= Problem set =
A. Summarize the passage about Elfriede Neumann in two sentences.
B. According to the passage about Elfriede Neumann, what bordered East Prussia? List each one with its direction.

= Quoted text =
::::::::
My early knowledge of European History came from a Canadian
high
school textbook. Flipping through its pages, I saw vivid images of
Germany’s role in the Second World War: Wehrmacht soldiers
goose-stepping down the Champs-Elysees of Paris; Hitler delivering
rants to a crowd of helmet-topped heads, their right arms raised at a
45 degree angle; the Luftwaffe bombing London’s glorious St.
Paul Cathedral during the Blitz.
My
history
lesson, however, on what happened to the German civilians during and
after the Second World War did not come from a classroom, nor from a
textbook, but from the woman who lived it: Elfriede Neumann. I
first met Elfriede, affectionately known to my husband as Oma, in
1991, at the German-Austrian Restaurant in Hamilton where we dined on
wiener-schnitzel and home fries. Her twinkling eyes,
her
quick step, belied the 80 candles on her birthday cake. She was the
woman who, only a decade before, had played ball hockey with her
grandson in her living room; who wouldn’t rest until she found
the last stamp for her East German collection; who stayed up until 2
am cheering on Germany in a World Cup game; who made jam-filled
donuts on New Year’s Eve, giggling at the person who got the
one filled with mustard. Yet Elfriede’s calm life in Hamilton,
Ontario did not reflect her turbulent past in Germany. Was this
really the same woman who had escaped over the Berlin Wall, survived
typhus and kicked a man in the private parts who tried to separate
her from her son in a Displaced Persons Camp in Germany? Elfriede’s
life, with all its twists and turns, was a book that I was dying to
write.
On
Prussian
plains she works the land…
Big,
strong
hands – with thick, calloused fingers that never rested –
Elfriede’s hands served her well. Whether she was digging
potatoes or digging a grave, holding a baby or holding a bushel of
wheat, assembling a car or assembling a 1000-piece puzzle, those
hands were Elfriede’s ticket to survival. It was obvious that
she was born and raised on a farm. In a nation that birthed Martin
Luther, she defined the Protestant work ethic. Hard work was what
Elfriede did best; hard work was what saved her.
Elfriede
grew
up in East Prussia, “the Breadbasket of Germany", rolling
hills of fertile land and grassy pastures which fed much of the
country. To the north, East Prussia bordered the Baltic Sea, an azure
inland sea surrounded by vast coastal dunes. To the east sat
Lithuania, one of the three Baltic States later swallowed up by the
Soviet Union. To the south sat Poland. To the west was the Polish
Corridor, formed after the First World War to provide Poland with
access to the Baltic Sea.
She
plants the
seeds and crops by hand...
::::::::
= Recorded information =
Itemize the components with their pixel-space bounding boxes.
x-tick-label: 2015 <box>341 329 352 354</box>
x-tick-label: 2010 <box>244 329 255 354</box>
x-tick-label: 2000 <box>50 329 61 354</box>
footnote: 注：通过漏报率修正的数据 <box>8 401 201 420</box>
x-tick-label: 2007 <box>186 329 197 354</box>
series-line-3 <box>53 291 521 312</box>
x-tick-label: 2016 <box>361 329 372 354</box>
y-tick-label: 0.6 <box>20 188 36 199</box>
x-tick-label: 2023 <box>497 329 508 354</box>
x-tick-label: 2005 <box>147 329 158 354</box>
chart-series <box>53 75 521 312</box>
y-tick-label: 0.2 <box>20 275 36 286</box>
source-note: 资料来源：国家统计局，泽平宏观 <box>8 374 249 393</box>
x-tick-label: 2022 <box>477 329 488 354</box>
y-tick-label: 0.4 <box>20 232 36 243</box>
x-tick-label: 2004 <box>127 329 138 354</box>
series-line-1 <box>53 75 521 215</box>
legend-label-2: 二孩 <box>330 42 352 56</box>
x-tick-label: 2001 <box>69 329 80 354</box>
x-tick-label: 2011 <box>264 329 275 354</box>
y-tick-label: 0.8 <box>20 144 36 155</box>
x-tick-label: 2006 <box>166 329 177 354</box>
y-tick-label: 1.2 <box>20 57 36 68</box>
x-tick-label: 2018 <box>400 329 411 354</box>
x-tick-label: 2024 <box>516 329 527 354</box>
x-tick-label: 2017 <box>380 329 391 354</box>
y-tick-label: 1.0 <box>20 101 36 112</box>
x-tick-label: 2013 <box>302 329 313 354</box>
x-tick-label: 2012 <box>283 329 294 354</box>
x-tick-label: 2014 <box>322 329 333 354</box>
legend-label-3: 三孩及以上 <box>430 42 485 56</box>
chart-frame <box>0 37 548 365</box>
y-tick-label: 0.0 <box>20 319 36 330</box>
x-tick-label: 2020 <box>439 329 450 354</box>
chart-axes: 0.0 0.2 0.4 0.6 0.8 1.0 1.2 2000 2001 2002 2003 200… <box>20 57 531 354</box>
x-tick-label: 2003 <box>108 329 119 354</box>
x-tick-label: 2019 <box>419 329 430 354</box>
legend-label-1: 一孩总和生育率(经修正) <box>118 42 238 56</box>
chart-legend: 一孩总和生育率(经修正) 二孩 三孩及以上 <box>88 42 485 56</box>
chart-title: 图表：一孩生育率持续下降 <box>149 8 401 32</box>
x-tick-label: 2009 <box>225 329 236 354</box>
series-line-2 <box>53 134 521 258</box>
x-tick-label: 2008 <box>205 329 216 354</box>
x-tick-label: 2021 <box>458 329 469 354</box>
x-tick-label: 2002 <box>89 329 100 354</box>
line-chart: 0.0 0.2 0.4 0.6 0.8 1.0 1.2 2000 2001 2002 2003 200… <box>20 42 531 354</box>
::::::::
= Answers by task =
A. The writer learned about Germany's role in the Second World War from a Canadian high school textbook, but learned what happened to German civilians from Elfriede Neumann, first met in 1991 in Hamilton when she was 80. Her calm life in Hamilton, Ontario, hid a turbulent past that included escaping over the Berlin Wall and surviving typhus, and she grew up on a farm in East Prussia, where hard work was what saved her.

B.
- North: the Baltic Sea
- East: Lithuania
- South: Poland
- West: the Polish Corridor